>> start GIVEN INFORMATION

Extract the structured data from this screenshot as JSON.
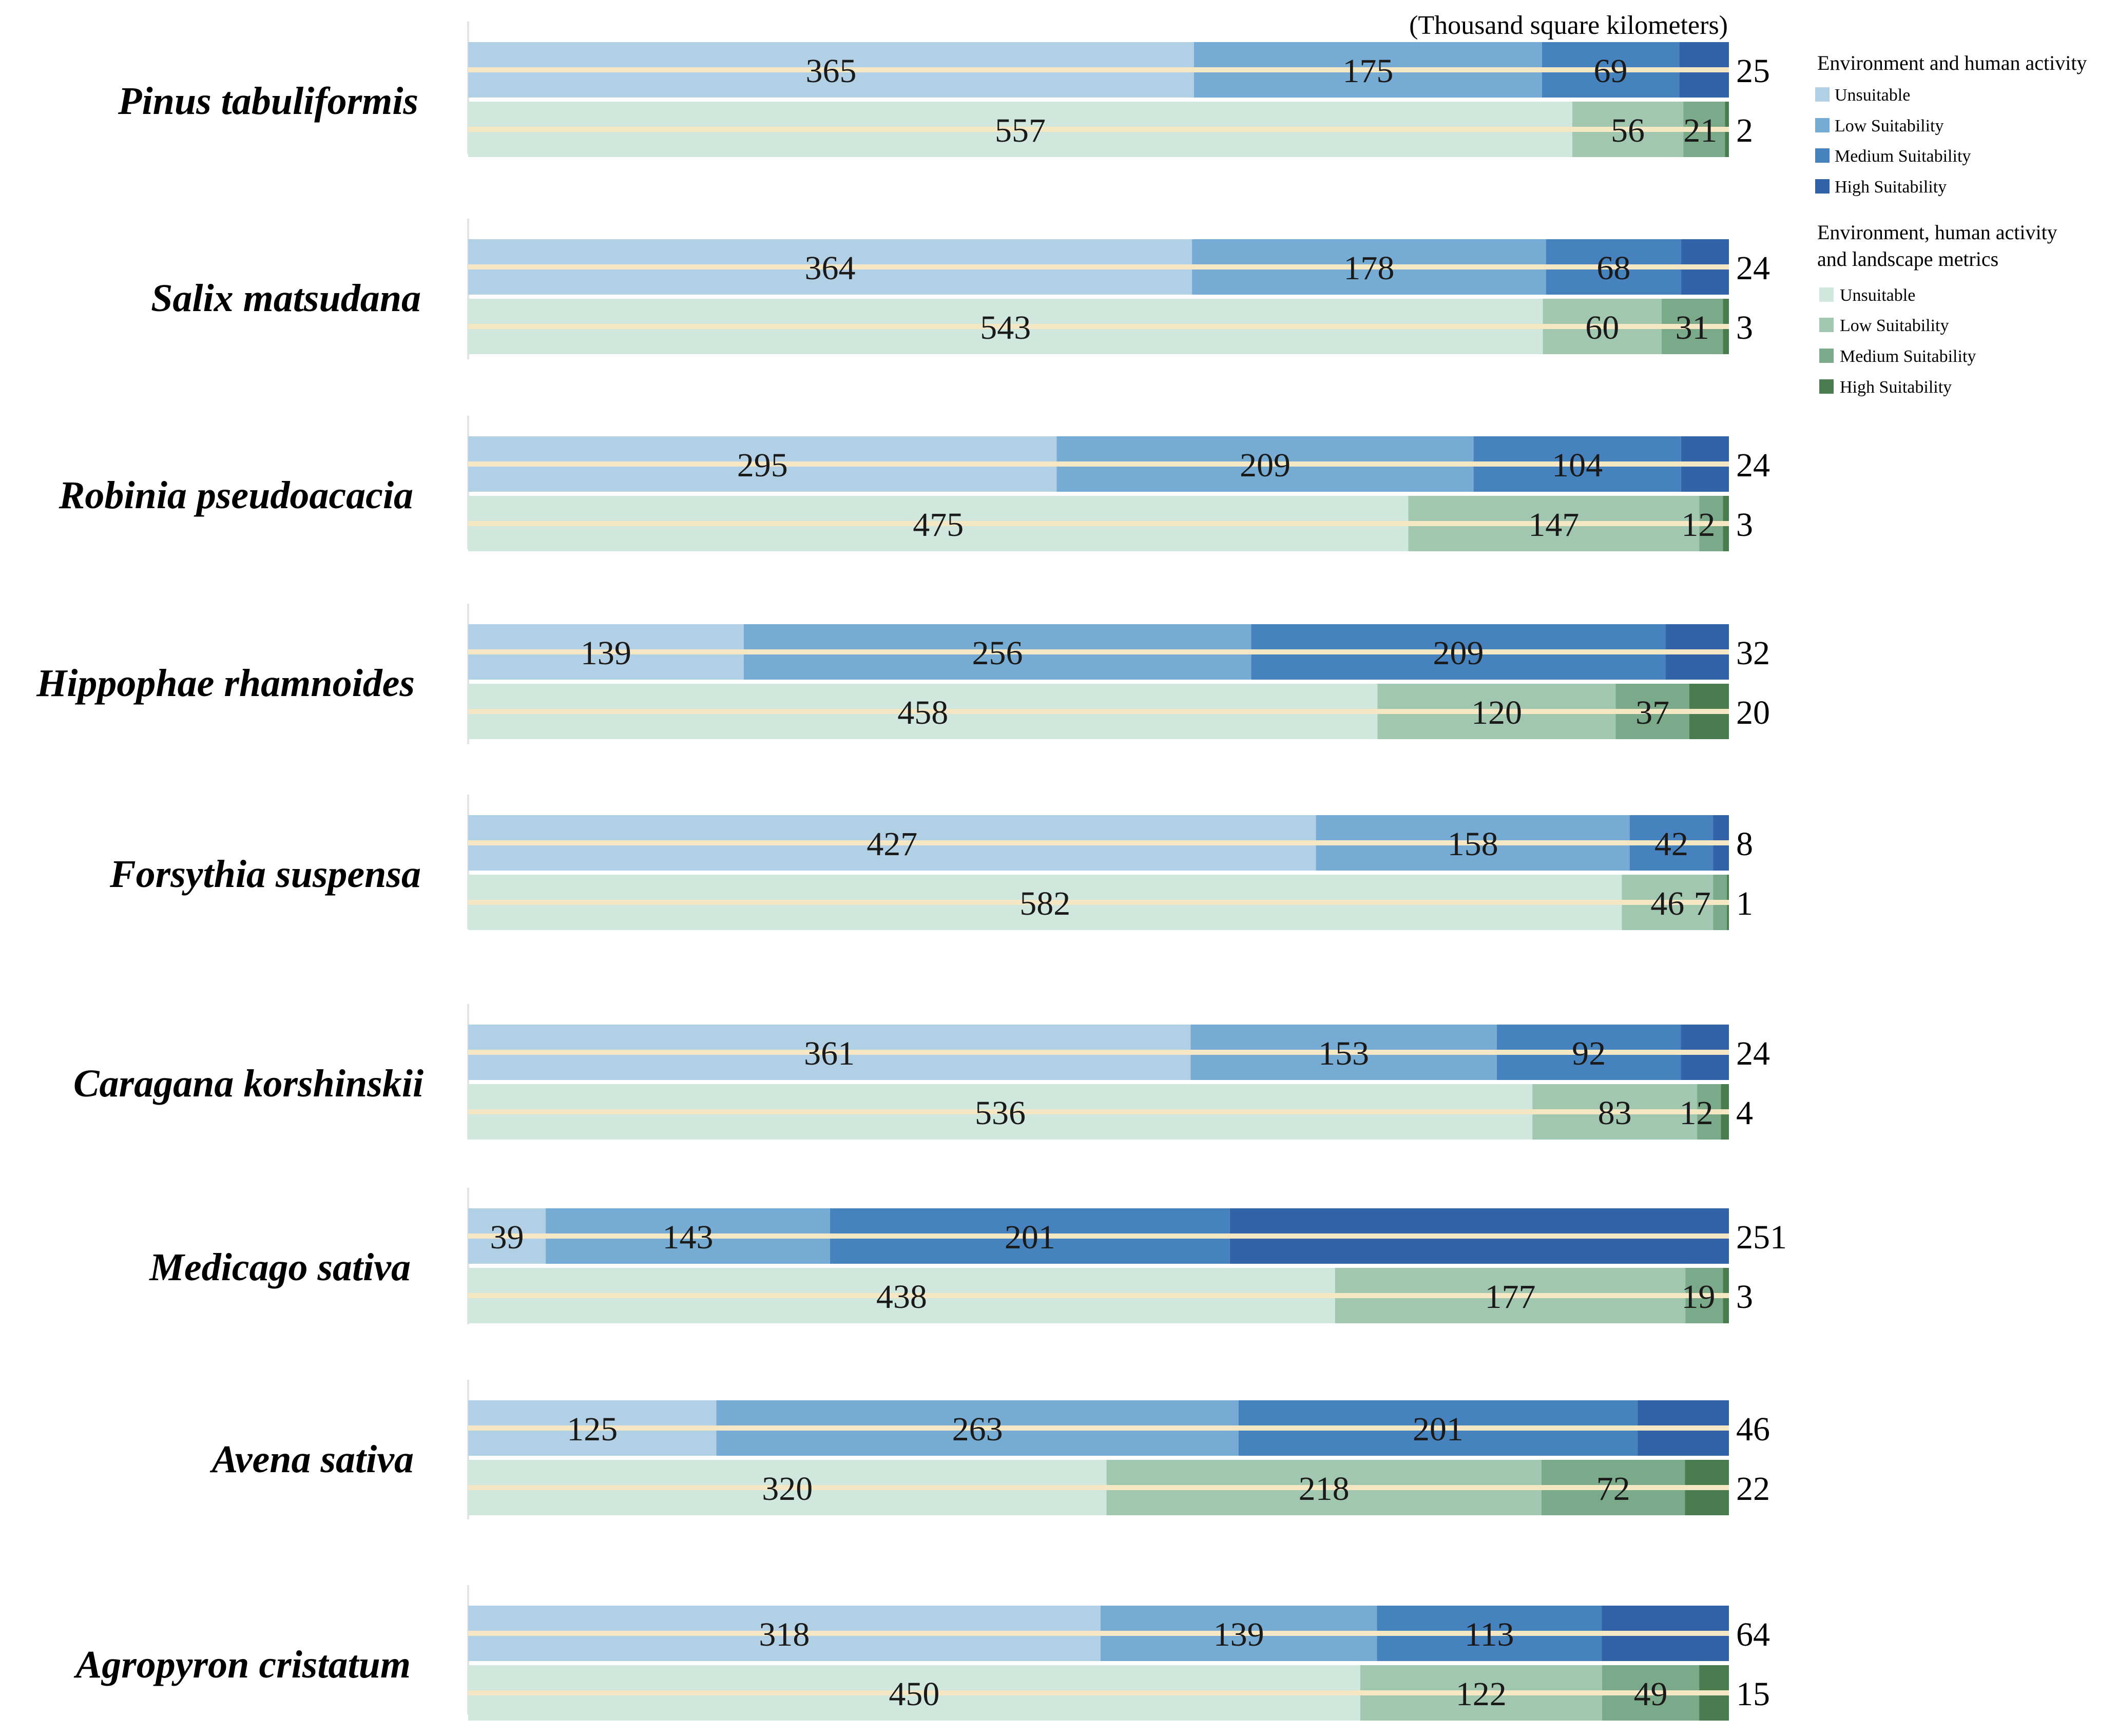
{
  "chart_data": {
    "type": "stacked-horizontal-bar",
    "title": "",
    "unit_label": "(Thousand square kilometers)",
    "categories": [
      "Pinus tabuliformis",
      "Salix matsudana",
      "Robinia pseudoacacia",
      "Hippophae rhamnoides",
      "Forsythia suspensa",
      "Caragana korshinskii",
      "Medicago sativa",
      "Avena sativa",
      "Agropyron cristatum"
    ],
    "segment_labels": [
      "Unsuitable",
      "Low Suitability",
      "Medium Suitability",
      "High Suitability"
    ],
    "groups": [
      {
        "name": "Environment and human activity",
        "colors": [
          "#b1d0e6",
          "#76acd3",
          "#4683be",
          "#3263a8"
        ],
        "values": [
          [
            365,
            175,
            69,
            25
          ],
          [
            364,
            178,
            68,
            24
          ],
          [
            295,
            209,
            104,
            24
          ],
          [
            139,
            256,
            209,
            32
          ],
          [
            427,
            158,
            42,
            8
          ],
          [
            361,
            153,
            92,
            24
          ],
          [
            39,
            143,
            201,
            251
          ],
          [
            125,
            263,
            201,
            46
          ],
          [
            318,
            139,
            113,
            64
          ]
        ]
      },
      {
        "name": "Environment, human activity and landscape metrics",
        "colors": [
          "#cfe7dd",
          "#a2c7b1",
          "#7aaa8a",
          "#4a7c50"
        ],
        "values": [
          [
            557,
            56,
            21,
            2
          ],
          [
            543,
            60,
            31,
            3
          ],
          [
            475,
            147,
            12,
            3
          ],
          [
            458,
            120,
            37,
            20
          ],
          [
            582,
            46,
            7,
            1
          ],
          [
            536,
            83,
            12,
            4
          ],
          [
            438,
            177,
            19,
            3
          ],
          [
            320,
            218,
            72,
            22
          ],
          [
            450,
            122,
            49,
            15
          ]
        ]
      }
    ],
    "centerline_color": "#f5e6c4"
  }
}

>> end GIVEN INFORMATION

- **AIM**: Reproduce all the records verbatim, excluding images.

- **TASK ANSWER**:
Extract the structured data from this screenshot as JSON.
{
  "chart_data": {
    "type": "stacked-horizontal-bar",
    "title": "",
    "unit_label": "(Thousand square kilometers)",
    "categories": [
      "Pinus tabuliformis",
      "Salix matsudana",
      "Robinia pseudoacacia",
      "Hippophae rhamnoides",
      "Forsythia suspensa",
      "Caragana korshinskii",
      "Medicago sativa",
      "Avena sativa",
      "Agropyron cristatum"
    ],
    "segment_labels": [
      "Unsuitable",
      "Low Suitability",
      "Medium Suitability",
      "High Suitability"
    ],
    "groups": [
      {
        "name": "Environment and human activity",
        "colors": [
          "#b1d0e6",
          "#76acd3",
          "#4683be",
          "#3263a8"
        ],
        "values": [
          [
            365,
            175,
            69,
            25
          ],
          [
            364,
            178,
            68,
            24
          ],
          [
            295,
            209,
            104,
            24
          ],
          [
            139,
            256,
            209,
            32
          ],
          [
            427,
            158,
            42,
            8
          ],
          [
            361,
            153,
            92,
            24
          ],
          [
            39,
            143,
            201,
            251
          ],
          [
            125,
            263,
            201,
            46
          ],
          [
            318,
            139,
            113,
            64
          ]
        ]
      },
      {
        "name": "Environment, human activity and landscape metrics",
        "colors": [
          "#cfe7dd",
          "#a2c7b1",
          "#7aaa8a",
          "#4a7c50"
        ],
        "values": [
          [
            557,
            56,
            21,
            2
          ],
          [
            543,
            60,
            31,
            3
          ],
          [
            475,
            147,
            12,
            3
          ],
          [
            458,
            120,
            37,
            20
          ],
          [
            582,
            46,
            7,
            1
          ],
          [
            536,
            83,
            12,
            4
          ],
          [
            438,
            177,
            19,
            3
          ],
          [
            320,
            218,
            72,
            22
          ],
          [
            450,
            122,
            49,
            15
          ]
        ]
      }
    ],
    "centerline_color": "#f5e6c4"
  }
}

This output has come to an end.